WHAT THIS TASK INVOLVES
Locate the line that contains "Output a JSON". Print it and every subsequent line through the final line of the records, exactly and only those.

ENTRIES SHOWN
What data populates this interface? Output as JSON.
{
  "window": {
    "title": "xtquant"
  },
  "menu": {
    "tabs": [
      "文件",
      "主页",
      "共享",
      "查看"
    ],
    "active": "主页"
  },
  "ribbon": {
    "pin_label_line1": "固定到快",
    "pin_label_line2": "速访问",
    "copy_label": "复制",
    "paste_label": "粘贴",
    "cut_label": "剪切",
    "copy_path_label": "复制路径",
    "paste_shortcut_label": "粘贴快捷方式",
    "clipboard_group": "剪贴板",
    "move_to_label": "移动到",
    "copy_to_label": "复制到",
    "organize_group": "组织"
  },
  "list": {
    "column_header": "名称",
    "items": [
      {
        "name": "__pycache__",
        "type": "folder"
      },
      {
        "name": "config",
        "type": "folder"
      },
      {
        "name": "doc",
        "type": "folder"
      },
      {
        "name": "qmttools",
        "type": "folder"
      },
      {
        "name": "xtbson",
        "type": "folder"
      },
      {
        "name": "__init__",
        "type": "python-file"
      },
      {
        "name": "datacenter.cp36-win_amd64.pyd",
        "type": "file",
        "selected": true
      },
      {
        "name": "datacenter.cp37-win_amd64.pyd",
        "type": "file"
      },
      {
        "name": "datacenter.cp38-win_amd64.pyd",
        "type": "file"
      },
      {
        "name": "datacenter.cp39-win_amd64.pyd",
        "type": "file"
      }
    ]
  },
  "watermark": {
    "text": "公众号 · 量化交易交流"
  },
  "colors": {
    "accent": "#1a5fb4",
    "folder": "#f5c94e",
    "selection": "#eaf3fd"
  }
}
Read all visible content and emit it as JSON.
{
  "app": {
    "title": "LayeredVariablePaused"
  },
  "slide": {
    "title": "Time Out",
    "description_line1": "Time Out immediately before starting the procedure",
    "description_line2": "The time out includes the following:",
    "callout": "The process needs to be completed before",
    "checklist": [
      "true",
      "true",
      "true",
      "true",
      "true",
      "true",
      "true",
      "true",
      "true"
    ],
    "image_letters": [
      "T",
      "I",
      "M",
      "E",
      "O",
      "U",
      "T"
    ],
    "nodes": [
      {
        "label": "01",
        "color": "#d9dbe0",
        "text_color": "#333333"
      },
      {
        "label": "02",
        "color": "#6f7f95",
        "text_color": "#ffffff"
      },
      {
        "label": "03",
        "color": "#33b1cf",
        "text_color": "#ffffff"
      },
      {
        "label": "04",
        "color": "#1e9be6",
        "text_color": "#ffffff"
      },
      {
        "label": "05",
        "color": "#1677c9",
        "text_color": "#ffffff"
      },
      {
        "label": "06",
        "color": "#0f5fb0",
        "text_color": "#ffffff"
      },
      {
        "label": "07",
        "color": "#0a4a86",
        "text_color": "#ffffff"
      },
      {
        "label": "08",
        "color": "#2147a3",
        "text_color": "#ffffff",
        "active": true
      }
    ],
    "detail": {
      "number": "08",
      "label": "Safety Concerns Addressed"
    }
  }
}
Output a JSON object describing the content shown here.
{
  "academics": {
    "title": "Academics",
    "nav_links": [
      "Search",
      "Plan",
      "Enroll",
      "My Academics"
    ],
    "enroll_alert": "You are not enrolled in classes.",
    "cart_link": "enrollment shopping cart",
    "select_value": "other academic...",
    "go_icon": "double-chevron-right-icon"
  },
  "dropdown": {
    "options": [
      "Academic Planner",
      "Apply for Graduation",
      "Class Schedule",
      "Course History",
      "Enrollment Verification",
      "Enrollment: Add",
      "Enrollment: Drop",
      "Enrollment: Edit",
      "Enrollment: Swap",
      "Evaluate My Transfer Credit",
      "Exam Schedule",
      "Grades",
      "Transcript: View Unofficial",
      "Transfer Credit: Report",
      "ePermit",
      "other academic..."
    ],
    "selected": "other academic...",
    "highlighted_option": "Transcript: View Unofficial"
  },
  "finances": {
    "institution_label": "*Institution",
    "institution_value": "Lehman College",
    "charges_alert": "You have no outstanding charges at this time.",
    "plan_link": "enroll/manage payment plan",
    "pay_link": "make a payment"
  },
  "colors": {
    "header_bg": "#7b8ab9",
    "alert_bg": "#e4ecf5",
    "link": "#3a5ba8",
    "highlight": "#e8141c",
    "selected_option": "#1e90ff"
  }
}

IN RESPONSE
Output a JSON object describing the content shown here.
{
  "academics": {
    "title": "Academics",
    "nav_links": [
      "Search",
      "Plan",
      "Enroll",
      "My Academics"
    ],
    "enroll_alert": "You are not enrolled in classes.",
    "cart_link": "enrollment shopping cart",
    "select_value": "other academic...",
    "go_icon": "double-chevron-right-icon"
  },
  "dropdown": {
    "options": [
      "Academic Planner",
      "Apply for Graduation",
      "Class Schedule",
      "Course History",
      "Enrollment Verification",
      "Enrollment: Add",
      "Enrollment: Drop",
      "Enrollment: Edit",
      "Enrollment: Swap",
      "Evaluate My Transfer Credit",
      "Exam Schedule",
      "Grades",
      "Transcript: View Unofficial",
      "Transfer Credit: Report",
      "ePermit",
      "other academic..."
    ],
    "selected": "other academic...",
    "highlighted_option": "Transcript: View Unofficial"
  },
  "finances": {
    "institution_label": "*Institution",
    "institution_value": "Lehman College",
    "charges_alert": "You have no outstanding charges at this time.",
    "plan_link": "enroll/manage payment plan",
    "pay_link": "make a payment"
  },
  "colors": {
    "header_bg": "#7b8ab9",
    "alert_bg": "#e4ecf5",
    "link": "#3a5ba8",
    "highlight": "#e8141c",
    "selected_option": "#1e90ff"
  }
}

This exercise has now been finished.